- **Task**
Pick out the lines containing "copy".

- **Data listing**
---
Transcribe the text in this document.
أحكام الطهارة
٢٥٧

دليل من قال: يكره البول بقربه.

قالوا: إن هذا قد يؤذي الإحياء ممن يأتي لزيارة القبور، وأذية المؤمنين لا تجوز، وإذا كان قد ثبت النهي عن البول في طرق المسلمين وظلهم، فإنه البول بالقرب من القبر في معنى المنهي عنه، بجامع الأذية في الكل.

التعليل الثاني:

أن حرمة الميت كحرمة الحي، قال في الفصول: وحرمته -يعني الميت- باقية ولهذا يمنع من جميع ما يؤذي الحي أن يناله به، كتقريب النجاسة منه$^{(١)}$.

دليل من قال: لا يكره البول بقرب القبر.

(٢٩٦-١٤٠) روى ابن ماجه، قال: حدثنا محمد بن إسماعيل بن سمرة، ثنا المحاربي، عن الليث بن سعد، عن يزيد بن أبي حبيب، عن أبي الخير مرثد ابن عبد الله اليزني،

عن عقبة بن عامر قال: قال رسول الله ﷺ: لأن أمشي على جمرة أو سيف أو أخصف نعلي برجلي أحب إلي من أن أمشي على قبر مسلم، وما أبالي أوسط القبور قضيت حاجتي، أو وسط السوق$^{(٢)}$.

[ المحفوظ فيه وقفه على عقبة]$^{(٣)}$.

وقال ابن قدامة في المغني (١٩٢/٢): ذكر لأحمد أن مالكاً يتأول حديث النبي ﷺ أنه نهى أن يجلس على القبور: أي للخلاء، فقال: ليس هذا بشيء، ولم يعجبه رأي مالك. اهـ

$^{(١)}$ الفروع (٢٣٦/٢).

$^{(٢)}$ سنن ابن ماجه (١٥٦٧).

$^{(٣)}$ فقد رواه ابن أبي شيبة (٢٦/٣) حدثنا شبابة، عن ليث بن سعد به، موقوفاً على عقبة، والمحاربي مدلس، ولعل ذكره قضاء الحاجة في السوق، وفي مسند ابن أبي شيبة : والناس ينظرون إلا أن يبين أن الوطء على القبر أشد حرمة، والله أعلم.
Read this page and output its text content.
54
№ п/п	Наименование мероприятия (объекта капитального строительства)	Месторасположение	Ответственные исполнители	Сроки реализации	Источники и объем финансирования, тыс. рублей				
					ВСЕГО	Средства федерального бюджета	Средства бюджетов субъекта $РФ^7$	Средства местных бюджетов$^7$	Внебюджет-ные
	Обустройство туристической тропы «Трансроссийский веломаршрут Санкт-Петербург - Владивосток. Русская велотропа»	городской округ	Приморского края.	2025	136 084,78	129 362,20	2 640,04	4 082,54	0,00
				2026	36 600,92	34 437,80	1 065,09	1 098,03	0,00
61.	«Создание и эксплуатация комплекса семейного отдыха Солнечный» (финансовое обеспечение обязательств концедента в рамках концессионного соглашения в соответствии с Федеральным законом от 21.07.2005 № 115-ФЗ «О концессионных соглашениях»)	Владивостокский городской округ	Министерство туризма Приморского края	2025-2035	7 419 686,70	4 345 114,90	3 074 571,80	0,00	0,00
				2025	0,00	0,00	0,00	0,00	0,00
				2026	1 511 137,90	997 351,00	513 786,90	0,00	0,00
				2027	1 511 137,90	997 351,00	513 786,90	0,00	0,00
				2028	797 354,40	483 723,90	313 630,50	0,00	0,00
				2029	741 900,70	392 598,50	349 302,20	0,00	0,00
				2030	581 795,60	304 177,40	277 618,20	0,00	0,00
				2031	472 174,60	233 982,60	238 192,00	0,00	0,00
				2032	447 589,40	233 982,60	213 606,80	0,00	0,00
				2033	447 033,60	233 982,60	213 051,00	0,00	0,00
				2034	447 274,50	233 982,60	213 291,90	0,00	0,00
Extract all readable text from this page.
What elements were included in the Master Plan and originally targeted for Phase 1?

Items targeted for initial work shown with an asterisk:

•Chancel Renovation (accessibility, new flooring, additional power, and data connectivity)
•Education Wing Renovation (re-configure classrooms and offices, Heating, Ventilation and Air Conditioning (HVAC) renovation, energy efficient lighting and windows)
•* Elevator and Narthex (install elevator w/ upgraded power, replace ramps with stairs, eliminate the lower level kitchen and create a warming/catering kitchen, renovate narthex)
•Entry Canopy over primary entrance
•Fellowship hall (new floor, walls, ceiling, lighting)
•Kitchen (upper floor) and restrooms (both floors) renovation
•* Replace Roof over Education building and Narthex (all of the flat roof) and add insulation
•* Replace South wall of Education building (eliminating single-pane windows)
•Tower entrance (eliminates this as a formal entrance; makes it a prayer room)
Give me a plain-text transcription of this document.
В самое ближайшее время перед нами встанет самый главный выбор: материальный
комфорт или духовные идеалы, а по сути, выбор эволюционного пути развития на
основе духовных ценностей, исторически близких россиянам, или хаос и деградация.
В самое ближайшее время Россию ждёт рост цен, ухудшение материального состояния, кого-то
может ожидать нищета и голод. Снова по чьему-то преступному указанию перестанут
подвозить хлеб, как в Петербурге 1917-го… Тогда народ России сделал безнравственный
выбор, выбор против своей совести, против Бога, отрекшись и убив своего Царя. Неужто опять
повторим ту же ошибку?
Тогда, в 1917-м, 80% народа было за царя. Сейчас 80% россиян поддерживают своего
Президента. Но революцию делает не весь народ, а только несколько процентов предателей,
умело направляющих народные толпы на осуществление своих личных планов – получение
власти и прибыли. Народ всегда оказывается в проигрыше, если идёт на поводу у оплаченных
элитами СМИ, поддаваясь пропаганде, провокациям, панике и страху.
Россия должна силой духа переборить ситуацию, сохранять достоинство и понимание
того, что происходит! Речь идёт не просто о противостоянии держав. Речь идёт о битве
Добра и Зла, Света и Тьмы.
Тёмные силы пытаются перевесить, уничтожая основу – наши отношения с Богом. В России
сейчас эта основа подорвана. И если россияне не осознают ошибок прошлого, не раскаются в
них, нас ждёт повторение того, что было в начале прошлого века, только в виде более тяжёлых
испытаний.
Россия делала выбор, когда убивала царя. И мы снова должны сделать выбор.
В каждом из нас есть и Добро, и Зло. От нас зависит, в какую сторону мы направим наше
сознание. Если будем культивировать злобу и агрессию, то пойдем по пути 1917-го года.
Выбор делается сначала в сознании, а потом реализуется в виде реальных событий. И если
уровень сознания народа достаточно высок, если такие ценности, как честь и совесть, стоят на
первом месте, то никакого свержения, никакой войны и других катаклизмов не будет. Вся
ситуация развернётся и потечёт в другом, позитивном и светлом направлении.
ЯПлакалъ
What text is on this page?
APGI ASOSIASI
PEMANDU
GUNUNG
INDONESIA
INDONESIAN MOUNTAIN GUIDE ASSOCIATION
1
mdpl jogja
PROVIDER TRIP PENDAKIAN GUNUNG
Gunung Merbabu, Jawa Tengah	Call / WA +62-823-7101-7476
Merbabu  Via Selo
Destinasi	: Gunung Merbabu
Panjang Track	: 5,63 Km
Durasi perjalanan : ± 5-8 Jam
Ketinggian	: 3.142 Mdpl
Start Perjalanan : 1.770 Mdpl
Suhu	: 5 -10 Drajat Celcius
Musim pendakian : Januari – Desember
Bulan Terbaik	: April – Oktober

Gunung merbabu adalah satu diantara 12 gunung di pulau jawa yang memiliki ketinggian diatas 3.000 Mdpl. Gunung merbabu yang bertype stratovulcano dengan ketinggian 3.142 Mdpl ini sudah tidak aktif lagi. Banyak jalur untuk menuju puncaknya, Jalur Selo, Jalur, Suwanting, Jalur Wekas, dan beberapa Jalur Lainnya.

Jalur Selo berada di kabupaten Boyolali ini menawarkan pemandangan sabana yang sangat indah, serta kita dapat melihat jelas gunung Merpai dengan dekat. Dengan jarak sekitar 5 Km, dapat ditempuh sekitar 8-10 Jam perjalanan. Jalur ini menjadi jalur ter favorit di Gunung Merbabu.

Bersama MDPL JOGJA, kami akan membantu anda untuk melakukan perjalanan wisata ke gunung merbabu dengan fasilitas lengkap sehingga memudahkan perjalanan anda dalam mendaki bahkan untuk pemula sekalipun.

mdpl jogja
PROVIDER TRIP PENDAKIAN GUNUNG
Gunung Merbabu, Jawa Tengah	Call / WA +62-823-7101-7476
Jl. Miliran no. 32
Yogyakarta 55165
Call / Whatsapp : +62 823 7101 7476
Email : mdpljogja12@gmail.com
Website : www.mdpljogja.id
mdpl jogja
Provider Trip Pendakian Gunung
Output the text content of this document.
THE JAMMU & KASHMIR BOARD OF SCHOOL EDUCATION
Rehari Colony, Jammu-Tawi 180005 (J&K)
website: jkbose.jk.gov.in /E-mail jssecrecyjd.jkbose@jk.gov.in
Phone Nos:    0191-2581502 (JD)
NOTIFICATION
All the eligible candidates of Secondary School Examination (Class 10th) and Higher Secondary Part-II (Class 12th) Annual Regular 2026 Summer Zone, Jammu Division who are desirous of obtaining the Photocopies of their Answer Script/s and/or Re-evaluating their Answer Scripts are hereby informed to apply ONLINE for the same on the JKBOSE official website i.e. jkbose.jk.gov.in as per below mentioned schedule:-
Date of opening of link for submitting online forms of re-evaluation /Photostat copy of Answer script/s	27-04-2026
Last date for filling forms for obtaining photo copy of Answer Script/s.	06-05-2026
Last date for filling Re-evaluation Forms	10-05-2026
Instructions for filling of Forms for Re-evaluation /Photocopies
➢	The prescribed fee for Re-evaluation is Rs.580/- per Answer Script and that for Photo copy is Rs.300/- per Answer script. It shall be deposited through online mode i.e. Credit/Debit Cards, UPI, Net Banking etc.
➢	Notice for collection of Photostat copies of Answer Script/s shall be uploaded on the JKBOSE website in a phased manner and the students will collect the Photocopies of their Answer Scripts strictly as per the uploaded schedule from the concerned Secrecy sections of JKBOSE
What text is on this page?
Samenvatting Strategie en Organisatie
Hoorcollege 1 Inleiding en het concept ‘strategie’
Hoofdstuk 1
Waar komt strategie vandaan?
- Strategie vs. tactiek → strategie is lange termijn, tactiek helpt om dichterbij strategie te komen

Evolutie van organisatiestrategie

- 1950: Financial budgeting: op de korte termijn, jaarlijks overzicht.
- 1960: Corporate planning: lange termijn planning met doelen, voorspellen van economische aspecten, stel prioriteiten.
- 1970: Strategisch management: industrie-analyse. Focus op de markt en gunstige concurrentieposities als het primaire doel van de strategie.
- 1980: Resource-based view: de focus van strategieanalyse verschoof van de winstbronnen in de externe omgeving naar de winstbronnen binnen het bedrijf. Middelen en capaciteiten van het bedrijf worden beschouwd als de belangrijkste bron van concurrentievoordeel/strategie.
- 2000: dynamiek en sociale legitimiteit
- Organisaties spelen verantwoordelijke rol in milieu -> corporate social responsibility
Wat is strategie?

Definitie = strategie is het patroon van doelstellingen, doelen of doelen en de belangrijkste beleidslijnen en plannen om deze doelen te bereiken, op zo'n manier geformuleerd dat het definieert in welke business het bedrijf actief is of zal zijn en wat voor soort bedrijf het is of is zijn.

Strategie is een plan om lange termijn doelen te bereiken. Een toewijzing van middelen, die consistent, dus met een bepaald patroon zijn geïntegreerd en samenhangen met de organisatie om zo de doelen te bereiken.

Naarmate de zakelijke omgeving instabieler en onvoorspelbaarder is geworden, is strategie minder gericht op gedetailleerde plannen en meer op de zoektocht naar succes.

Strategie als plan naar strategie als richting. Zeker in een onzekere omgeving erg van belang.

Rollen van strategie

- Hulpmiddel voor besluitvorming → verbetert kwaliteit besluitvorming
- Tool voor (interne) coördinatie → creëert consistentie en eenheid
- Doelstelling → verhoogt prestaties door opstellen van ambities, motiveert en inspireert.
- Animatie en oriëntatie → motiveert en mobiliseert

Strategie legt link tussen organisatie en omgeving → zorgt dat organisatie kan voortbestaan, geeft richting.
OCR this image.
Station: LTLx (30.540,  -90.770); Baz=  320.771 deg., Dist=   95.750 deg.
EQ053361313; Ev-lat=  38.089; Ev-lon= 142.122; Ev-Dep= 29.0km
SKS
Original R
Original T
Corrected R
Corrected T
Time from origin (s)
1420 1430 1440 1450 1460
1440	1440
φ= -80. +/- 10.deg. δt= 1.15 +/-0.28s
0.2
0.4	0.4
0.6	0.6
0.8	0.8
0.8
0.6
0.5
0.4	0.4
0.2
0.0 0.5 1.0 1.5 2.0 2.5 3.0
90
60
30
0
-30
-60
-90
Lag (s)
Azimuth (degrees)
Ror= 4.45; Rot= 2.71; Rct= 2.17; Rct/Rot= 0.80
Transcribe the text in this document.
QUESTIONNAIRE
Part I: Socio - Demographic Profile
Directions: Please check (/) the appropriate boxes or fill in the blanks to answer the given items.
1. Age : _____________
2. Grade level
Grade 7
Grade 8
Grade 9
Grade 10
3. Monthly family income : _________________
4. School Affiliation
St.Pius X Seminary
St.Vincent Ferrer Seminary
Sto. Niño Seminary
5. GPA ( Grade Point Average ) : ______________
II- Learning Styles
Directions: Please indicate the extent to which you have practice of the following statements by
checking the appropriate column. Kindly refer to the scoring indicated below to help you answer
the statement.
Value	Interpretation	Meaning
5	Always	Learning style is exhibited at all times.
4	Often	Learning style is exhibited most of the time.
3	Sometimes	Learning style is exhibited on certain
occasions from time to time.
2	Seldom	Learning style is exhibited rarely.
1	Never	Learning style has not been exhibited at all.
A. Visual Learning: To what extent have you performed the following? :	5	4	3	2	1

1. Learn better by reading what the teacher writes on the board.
---
- **Result**
Date of opening of link for submitting online forms of re-evaluation /Photostat copy of Answer script/s	27-04-2026
Last date for filling forms for obtaining photo copy of Answer Script/s.	06-05-2026
➢	The prescribed fee for Re-evaluation is Rs.580/- per Answer Script and that for Photo copy is Rs.300/- per Answer script. It shall be deposited through online mode i.e. Credit/Debit Cards, UPI, Net Banking etc.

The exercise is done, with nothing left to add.